(Stored data)
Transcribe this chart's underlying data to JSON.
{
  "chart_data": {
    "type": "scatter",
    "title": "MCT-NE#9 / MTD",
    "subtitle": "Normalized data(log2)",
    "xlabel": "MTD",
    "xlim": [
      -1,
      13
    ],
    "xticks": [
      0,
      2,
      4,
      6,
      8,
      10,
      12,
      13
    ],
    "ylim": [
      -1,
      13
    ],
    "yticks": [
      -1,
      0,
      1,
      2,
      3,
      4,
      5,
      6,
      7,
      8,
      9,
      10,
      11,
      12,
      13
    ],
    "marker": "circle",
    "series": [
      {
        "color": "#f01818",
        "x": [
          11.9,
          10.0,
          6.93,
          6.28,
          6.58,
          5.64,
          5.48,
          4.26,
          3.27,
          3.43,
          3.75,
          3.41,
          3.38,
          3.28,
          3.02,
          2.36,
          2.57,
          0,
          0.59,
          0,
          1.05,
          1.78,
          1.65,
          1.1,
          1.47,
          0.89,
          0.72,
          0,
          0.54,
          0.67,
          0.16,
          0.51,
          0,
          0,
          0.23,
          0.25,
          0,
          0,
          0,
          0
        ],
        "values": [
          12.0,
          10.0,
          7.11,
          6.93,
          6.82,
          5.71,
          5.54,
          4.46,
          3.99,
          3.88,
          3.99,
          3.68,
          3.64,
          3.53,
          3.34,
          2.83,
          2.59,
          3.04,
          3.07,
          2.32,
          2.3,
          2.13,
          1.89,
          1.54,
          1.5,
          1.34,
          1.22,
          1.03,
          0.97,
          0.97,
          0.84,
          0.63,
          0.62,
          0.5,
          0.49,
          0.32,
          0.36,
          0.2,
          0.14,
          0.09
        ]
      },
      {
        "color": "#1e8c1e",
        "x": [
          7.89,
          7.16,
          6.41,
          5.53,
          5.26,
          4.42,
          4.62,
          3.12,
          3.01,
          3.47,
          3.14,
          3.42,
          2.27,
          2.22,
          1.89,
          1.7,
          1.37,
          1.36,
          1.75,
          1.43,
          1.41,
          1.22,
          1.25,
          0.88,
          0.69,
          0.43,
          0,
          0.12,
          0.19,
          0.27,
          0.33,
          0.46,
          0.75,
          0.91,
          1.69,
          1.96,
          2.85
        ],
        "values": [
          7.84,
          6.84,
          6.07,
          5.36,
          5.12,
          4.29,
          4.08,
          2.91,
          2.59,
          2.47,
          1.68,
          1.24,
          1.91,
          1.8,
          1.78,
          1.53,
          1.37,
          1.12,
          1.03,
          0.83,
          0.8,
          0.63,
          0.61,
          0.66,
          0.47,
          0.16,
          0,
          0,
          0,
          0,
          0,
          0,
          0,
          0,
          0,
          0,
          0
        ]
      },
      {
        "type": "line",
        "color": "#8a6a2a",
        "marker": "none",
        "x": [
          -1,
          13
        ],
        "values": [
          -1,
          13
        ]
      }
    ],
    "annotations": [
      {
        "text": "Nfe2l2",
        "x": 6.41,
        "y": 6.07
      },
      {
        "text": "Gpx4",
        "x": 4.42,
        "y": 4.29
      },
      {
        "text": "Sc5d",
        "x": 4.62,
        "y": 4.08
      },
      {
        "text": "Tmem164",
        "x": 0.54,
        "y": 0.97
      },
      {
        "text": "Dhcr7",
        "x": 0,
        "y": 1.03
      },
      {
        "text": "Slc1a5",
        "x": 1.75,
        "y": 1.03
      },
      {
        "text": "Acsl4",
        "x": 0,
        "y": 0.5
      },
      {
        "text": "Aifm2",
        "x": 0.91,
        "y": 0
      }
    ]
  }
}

- [Problem requirements]: Each record must be returned exactly as it is written.

- [Expected answer]:
Transcribe this chart's underlying data to JSON.
{
  "chart_data": {
    "type": "scatter",
    "title": "MCT-NE#9 / MTD",
    "subtitle": "Normalized data(log2)",
    "xlabel": "MTD",
    "xlim": [
      -1,
      13
    ],
    "xticks": [
      0,
      2,
      4,
      6,
      8,
      10,
      12,
      13
    ],
    "ylim": [
      -1,
      13
    ],
    "yticks": [
      -1,
      0,
      1,
      2,
      3,
      4,
      5,
      6,
      7,
      8,
      9,
      10,
      11,
      12,
      13
    ],
    "marker": "circle",
    "series": [
      {
        "color": "#f01818",
        "x": [
          11.9,
          10.0,
          6.93,
          6.28,
          6.58,
          5.64,
          5.48,
          4.26,
          3.27,
          3.43,
          3.75,
          3.41,
          3.38,
          3.28,
          3.02,
          2.36,
          2.57,
          0,
          0.59,
          0,
          1.05,
          1.78,
          1.65,
          1.1,
          1.47,
          0.89,
          0.72,
          0,
          0.54,
          0.67,
          0.16,
          0.51,
          0,
          0,
          0.23,
          0.25,
          0,
          0,
          0,
          0
        ],
        "values": [
          12.0,
          10.0,
          7.11,
          6.93,
          6.82,
          5.71,
          5.54,
          4.46,
          3.99,
          3.88,
          3.99,
          3.68,
          3.64,
          3.53,
          3.34,
          2.83,
          2.59,
          3.04,
          3.07,
          2.32,
          2.3,
          2.13,
          1.89,
          1.54,
          1.5,
          1.34,
          1.22,
          1.03,
          0.97,
          0.97,
          0.84,
          0.63,
          0.62,
          0.5,
          0.49,
          0.32,
          0.36,
          0.2,
          0.14,
          0.09
        ]
      },
      {
        "color": "#1e8c1e",
        "x": [
          7.89,
          7.16,
          6.41,
          5.53,
          5.26,
          4.42,
          4.62,
          3.12,
          3.01,
          3.47,
          3.14,
          3.42,
          2.27,
          2.22,
          1.89,
          1.7,
          1.37,
          1.36,
          1.75,
          1.43,
          1.41,
          1.22,
          1.25,
          0.88,
          0.69,
          0.43,
          0,
          0.12,
          0.19,
          0.27,
          0.33,
          0.46,
          0.75,
          0.91,
          1.69,
          1.96,
          2.85
        ],
        "values": [
          7.84,
          6.84,
          6.07,
          5.36,
          5.12,
          4.29,
          4.08,
          2.91,
          2.59,
          2.47,
          1.68,
          1.24,
          1.91,
          1.8,
          1.78,
          1.53,
          1.37,
          1.12,
          1.03,
          0.83,
          0.8,
          0.63,
          0.61,
          0.66,
          0.47,
          0.16,
          0,
          0,
          0,
          0,
          0,
          0,
          0,
          0,
          0,
          0,
          0
        ]
      },
      {
        "type": "line",
        "color": "#8a6a2a",
        "marker": "none",
        "x": [
          -1,
          13
        ],
        "values": [
          -1,
          13
        ]
      }
    ],
    "annotations": [
      {
        "text": "Nfe2l2",
        "x": 6.41,
        "y": 6.07
      },
      {
        "text": "Gpx4",
        "x": 4.42,
        "y": 4.29
      },
      {
        "text": "Sc5d",
        "x": 4.62,
        "y": 4.08
      },
      {
        "text": "Tmem164",
        "x": 0.54,
        "y": 0.97
      },
      {
        "text": "Dhcr7",
        "x": 0,
        "y": 1.03
      },
      {
        "text": "Slc1a5",
        "x": 1.75,
        "y": 1.03
      },
      {
        "text": "Acsl4",
        "x": 0,
        "y": 0.5
      },
      {
        "text": "Aifm2",
        "x": 0.91,
        "y": 0
      }
    ]
  }
}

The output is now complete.